| Consegna 1 |
Trasforma in una tabella Markdown tutte le righe di dati che seguono il testo, con le colonne «Numero» e «Contenuto», tralasciando le righe vuote. Escludi le immagini dalla risposta.

| Testo di lettura |
+ + + + + + +

È quanto affermato dalla Corte di cassazione con l’ordinanza n. 36203 del 28 dicembre 2023.

La vicenda oggetto la pronuncia riguardava un avvocato, nei cui confronti l’Amministrazione finanziaria aveva esercitato il controllo dei movimenti bancari sulla base dell’articolo 32 del testo unico sull’accertamento (Dpr n. 600/1973).
In seguito al controllo l’ufficio aveva rettificato il reddito da lavoro autonomo dichiarato dal professionista, recuperando le maggiori imposte (Irpef, Irap e Iva) con relative sanzioni e interessi.
L’emissione dell’atto di accertamento era stata preceduta dal contraddittorio tra l’ufficio e il contribuente, che aveva consegnato alcuni documenti al fine di giustificare le movimentazioni bancarie a lui contestate.
La documentazione prodotta dal professionista non era stata ritenuta idonea a giustificare tutte le movimentazioni bancarie oggetto di controllo e, di conseguenza, l’Agenzia aveva proceduto alla notifica dell’atto di accertamento.
A seguito di ulteriori documenti forniti dal contribuente in sede di richiesta di annullamento dell’atto in via di autotutela, l’ufficio aveva ridotto, solo in parte, la propria pretesa.

La tesi difensiva, secondo la quale il contraddittorio preventivo tra ufficio e professionista si era svolto in modo irregolare, era stata accolta dalla Commissione tributaria provinciale di Roma che aveva, quindi, disposto l’annullamento dell’accertamento.
Anche i giudici di appello (decisione della Ctr del Lazio n. 210/2016) respingevano le richieste dell’Amministrazione finanziaria osservando che, anche dopo la chiusura del contraddittorio, l’ufficio aveva continuato a svolgere attività di indagine a carico del professionista, senza che quest’ultimo fosse stato nuovamente convocato e senza procedere alla chiusura delle nuove indagini.
Secondo i giudici tributari, quindi, il professionista non aveva avuto la possibilità di comunicare le proprie osservazioni entro 60 giorni dalla chiusura del contraddittorio, come previsto dall’articolo 12, comma 7, dello Statuto del contribuente.

Prima di esaminare l’esito del giudizio presso la Corte di cassazione, occorre precisare che il richiamato articolo 12, comma 7 dello Statuto del contribuente, al fine di assicurare la cooperazione tra Amministrazione e contribuente, dispone che dopo il rilascio della copia del processo verbale di chiusura delle operazioni da parte degli organi di controllo, il contribuente può comunicare, entro 60 giorni, osservazioni e richieste, che vengono valutate dall’ufficio. La stessa norma stabilisce che, salvo casi di particolare e motivata urgenza, l’atto di accertamento non può essere emesso prima della scadenza di tale termine.

+ + + + + + +

| Righe di dati |
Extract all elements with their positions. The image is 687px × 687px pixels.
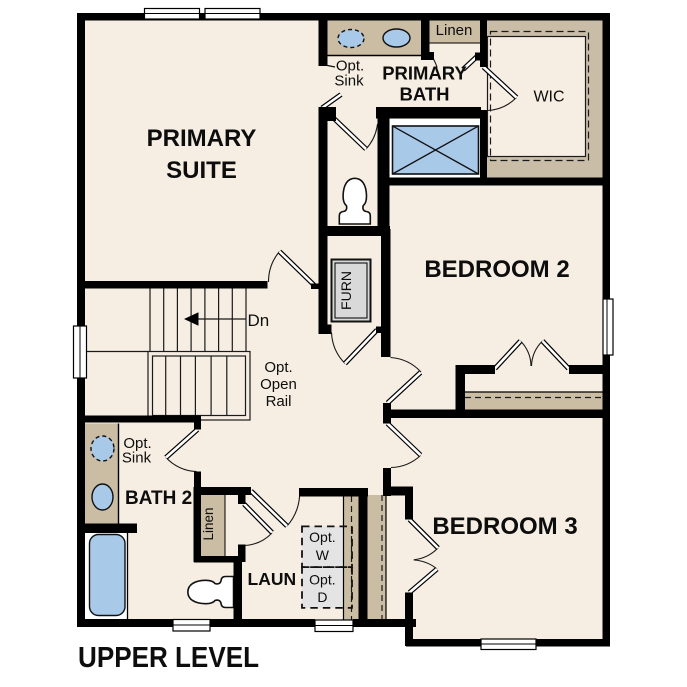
svg-text:SUITE: SUITE: [166, 157, 237, 184]
svg-text:Sink: Sink: [122, 450, 152, 467]
svg-text:Dn: Dn: [248, 311, 270, 330]
svg-text:Open: Open: [260, 376, 297, 393]
svg-text:BEDROOM 2: BEDROOM 2: [424, 256, 569, 283]
svg-text:Linen: Linen: [201, 507, 216, 540]
svg-text:Opt.: Opt.: [309, 572, 335, 588]
svg-text:BEDROOM 3: BEDROOM 3: [432, 513, 577, 540]
svg-text:Opt.: Opt.: [309, 529, 335, 545]
svg-text:Sink: Sink: [334, 73, 364, 90]
svg-text:UPPER LEVEL: UPPER LEVEL: [78, 642, 259, 674]
svg-text:BATH: BATH: [399, 84, 449, 105]
svg-text:FURN: FURN: [338, 271, 354, 310]
svg-text:BATH 2: BATH 2: [125, 488, 192, 509]
svg-text:WIC: WIC: [533, 89, 564, 106]
svg-text:Rail: Rail: [266, 393, 292, 410]
svg-text:Linen: Linen: [436, 22, 473, 39]
svg-text:PRIMARY: PRIMARY: [382, 63, 467, 84]
svg-text:Opt.: Opt.: [264, 359, 292, 376]
svg-text:PRIMARY: PRIMARY: [147, 125, 257, 152]
svg-text:LAUN: LAUN: [248, 569, 297, 589]
svg-text:W: W: [316, 547, 330, 563]
svg-text:D: D: [317, 589, 327, 605]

+ + + + + + +

| Consegna 2 |
Riassumi in forma più breve il paragrafo del testo di lettura che inizia con «Prima di esaminare l'esito», conservandone i fatti principali.

| Soluzione 1 |
| Numero | Contenuto |
|---|---|
| 1 | Extract all elements with their positions. The image is 687px × 687px pixels. |
| 2 | svg-text:SUITE: SUITE: [166, 157, 237, 184] |
| 3 | svg-text:Sink: Sink: [122, 450, 152, 467] |
| 4 | svg-text:Dn: Dn: [248, 311, 270, 330] |
| 5 | svg-text:Open: Open: [260, 376, 297, 393] |
| 6 | svg-text:BEDROOM 2: BEDROOM 2: [424, 256, 569, 283] |
| 7 | svg-text:Linen: Linen: [201, 507, 216, 540] |
| 8 | svg-text:Opt.: Opt.: [309, 572, 335, 588] |
| 9 | svg-text:BEDROOM 3: BEDROOM 3: [432, 513, 577, 540] |
| 10 | svg-text:Opt.: Opt.: [309, 529, 335, 545] |
| 11 | svg-text:Sink: Sink: [334, 73, 364, 90] |
| 12 | svg-text:UPPER LEVEL: UPPER LEVEL: [78, 642, 259, 674] |
| 13 | svg-text:BATH: BATH: [399, 84, 449, 105] |
| 14 | svg-text:FURN: FURN: [338, 271, 354, 310] |
| 15 | svg-text:BATH 2: BATH 2: [125, 488, 192, 509] |
| 16 | svg-text:WIC: WIC: [533, 89, 564, 106] |
| 17 | svg-text:Rail: Rail: [266, 393, 292, 410] |
| 18 | svg-text:Linen: Linen: [436, 22, 473, 39] |
| 19 | svg-text:PRIMARY: PRIMARY: [382, 63, 467, 84] |
| 20 | svg-text:Opt.: Opt.: [264, 359, 292, 376] |
| 21 | svg-text:PRIMARY: PRIMARY: [147, 125, 257, 152] |
| 22 | svg-text:LAUN: LAUN: [248, 569, 297, 589] |
| 23 | svg-text:W: W: [316, 547, 330, 563] |
| 24 | svg-text:D: D: [317, 589, 327, 605] |

| Soluzione 2 |
Per favorire la cooperazione tra Amministrazione e contribuente, l'articolo 12, comma 7, dello Statuto del contribuente prevede che, dopo aver ricevuto copia del processo verbale di chiusura delle operazioni di controllo, il contribuente possa presentare entro 60 giorni osservazioni e richieste, che l'ufficio valuta. Salvo casi di particolare e motivata urgenza, l'atto di accertamento non può essere emesso prima che tale termine scada.